Description of the task: Gather all lines from the material that contain the word "text".

#### Data for this task

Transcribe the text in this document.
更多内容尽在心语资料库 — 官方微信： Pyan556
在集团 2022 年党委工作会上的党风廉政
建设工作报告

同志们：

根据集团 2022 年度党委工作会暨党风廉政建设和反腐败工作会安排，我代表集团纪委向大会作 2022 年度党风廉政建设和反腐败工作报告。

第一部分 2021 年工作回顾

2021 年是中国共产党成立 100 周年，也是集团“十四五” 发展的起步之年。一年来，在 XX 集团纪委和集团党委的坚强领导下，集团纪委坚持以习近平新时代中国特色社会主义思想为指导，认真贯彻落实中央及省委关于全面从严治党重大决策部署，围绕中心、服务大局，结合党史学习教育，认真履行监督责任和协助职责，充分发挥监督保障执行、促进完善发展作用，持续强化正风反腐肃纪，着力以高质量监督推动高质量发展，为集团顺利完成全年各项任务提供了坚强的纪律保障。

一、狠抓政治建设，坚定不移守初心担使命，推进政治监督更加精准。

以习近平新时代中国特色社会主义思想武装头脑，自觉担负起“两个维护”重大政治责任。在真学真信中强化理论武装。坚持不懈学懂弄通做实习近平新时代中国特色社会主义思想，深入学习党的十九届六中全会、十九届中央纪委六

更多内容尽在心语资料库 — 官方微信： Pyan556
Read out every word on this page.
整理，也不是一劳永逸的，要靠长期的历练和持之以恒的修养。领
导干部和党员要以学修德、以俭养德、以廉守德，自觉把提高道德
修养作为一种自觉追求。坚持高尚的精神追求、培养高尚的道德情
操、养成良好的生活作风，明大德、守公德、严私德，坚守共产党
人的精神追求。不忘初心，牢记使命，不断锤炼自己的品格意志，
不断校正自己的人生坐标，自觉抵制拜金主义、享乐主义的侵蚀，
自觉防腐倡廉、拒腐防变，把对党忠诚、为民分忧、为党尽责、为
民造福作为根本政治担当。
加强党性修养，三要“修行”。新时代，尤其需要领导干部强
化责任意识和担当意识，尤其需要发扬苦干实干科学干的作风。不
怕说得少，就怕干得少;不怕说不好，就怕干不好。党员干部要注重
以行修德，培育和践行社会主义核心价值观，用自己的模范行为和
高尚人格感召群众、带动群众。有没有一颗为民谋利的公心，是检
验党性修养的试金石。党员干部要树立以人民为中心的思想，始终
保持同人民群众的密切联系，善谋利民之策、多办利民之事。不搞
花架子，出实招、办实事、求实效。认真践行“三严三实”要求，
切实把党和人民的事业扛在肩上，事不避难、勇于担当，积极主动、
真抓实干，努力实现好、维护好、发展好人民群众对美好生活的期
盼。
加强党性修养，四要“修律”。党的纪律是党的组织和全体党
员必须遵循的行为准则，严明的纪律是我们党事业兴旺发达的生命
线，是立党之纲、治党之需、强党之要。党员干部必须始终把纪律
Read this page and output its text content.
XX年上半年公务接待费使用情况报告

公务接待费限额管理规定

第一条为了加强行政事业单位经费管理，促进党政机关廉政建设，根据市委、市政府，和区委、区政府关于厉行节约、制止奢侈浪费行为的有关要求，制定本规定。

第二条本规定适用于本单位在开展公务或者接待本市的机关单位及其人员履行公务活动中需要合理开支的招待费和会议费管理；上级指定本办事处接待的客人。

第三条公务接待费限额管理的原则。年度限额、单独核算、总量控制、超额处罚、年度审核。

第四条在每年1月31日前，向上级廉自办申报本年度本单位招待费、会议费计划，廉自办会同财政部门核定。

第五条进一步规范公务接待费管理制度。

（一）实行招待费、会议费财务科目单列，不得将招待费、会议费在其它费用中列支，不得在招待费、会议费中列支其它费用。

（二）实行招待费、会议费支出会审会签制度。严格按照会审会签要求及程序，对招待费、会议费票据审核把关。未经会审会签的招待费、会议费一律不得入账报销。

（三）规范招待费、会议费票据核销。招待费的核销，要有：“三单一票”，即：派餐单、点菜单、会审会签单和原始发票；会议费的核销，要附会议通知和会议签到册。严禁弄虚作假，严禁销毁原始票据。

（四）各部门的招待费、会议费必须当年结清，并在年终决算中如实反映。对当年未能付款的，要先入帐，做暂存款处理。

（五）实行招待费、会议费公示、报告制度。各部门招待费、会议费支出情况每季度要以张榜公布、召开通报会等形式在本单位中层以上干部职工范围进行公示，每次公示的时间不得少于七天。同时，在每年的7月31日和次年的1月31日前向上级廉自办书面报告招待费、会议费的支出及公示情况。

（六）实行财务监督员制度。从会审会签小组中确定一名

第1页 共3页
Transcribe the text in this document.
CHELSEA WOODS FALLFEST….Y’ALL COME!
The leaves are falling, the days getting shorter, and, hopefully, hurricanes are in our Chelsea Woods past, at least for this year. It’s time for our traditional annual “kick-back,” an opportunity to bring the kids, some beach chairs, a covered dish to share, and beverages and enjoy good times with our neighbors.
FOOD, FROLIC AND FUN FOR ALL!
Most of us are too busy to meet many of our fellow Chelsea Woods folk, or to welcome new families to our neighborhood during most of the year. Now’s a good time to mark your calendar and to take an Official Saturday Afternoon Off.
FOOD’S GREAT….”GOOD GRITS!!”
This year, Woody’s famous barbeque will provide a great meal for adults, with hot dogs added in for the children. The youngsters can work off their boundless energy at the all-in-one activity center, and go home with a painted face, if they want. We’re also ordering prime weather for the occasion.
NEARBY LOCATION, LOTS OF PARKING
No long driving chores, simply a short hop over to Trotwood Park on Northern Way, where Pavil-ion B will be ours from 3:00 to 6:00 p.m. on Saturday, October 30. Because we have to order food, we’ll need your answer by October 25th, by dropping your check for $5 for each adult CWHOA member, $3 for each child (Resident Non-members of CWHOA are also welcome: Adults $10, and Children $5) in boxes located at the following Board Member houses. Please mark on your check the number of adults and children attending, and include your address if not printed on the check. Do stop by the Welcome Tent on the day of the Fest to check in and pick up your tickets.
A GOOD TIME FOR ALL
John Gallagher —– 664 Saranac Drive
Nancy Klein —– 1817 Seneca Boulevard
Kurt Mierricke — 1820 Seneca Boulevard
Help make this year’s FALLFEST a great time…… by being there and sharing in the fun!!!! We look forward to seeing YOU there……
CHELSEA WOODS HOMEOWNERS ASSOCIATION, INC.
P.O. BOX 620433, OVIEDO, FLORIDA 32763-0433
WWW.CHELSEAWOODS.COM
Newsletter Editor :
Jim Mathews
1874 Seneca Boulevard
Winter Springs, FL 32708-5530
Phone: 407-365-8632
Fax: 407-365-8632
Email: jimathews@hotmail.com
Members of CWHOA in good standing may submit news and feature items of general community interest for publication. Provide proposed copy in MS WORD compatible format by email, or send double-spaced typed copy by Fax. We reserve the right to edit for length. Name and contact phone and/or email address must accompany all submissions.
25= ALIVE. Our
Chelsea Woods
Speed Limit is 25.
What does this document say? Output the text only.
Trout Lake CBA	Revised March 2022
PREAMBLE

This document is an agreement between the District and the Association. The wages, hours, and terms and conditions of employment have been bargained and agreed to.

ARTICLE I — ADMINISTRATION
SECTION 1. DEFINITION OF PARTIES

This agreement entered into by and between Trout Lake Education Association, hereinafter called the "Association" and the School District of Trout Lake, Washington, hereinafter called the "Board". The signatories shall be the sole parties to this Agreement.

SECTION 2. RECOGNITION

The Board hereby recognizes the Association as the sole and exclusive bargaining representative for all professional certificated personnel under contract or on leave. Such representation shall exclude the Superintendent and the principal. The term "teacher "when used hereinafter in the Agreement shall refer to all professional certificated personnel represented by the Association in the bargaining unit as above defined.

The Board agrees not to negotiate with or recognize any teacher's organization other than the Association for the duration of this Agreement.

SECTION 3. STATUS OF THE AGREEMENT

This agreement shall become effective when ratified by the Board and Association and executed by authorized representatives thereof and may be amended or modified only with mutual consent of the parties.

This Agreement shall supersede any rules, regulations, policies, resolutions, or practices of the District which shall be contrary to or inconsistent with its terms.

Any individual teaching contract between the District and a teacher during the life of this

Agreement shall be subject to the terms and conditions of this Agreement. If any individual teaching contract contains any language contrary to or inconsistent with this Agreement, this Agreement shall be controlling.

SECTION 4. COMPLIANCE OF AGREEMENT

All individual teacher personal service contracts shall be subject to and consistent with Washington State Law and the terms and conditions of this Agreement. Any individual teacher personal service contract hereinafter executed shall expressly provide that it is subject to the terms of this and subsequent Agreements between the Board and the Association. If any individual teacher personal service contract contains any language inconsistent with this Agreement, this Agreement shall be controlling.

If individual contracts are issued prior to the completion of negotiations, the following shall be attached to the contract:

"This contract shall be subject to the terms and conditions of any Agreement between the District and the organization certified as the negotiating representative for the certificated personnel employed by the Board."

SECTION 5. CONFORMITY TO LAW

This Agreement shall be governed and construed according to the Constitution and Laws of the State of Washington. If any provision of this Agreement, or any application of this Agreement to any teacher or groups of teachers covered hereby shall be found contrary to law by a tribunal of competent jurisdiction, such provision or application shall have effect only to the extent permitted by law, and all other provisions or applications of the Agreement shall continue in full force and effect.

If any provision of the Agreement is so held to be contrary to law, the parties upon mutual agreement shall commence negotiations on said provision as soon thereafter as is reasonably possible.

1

########

Response:
Transcribe the text in this document.
Read this page and output its text content.
Transcribe the text in this document.
What does this document say? Output the text only.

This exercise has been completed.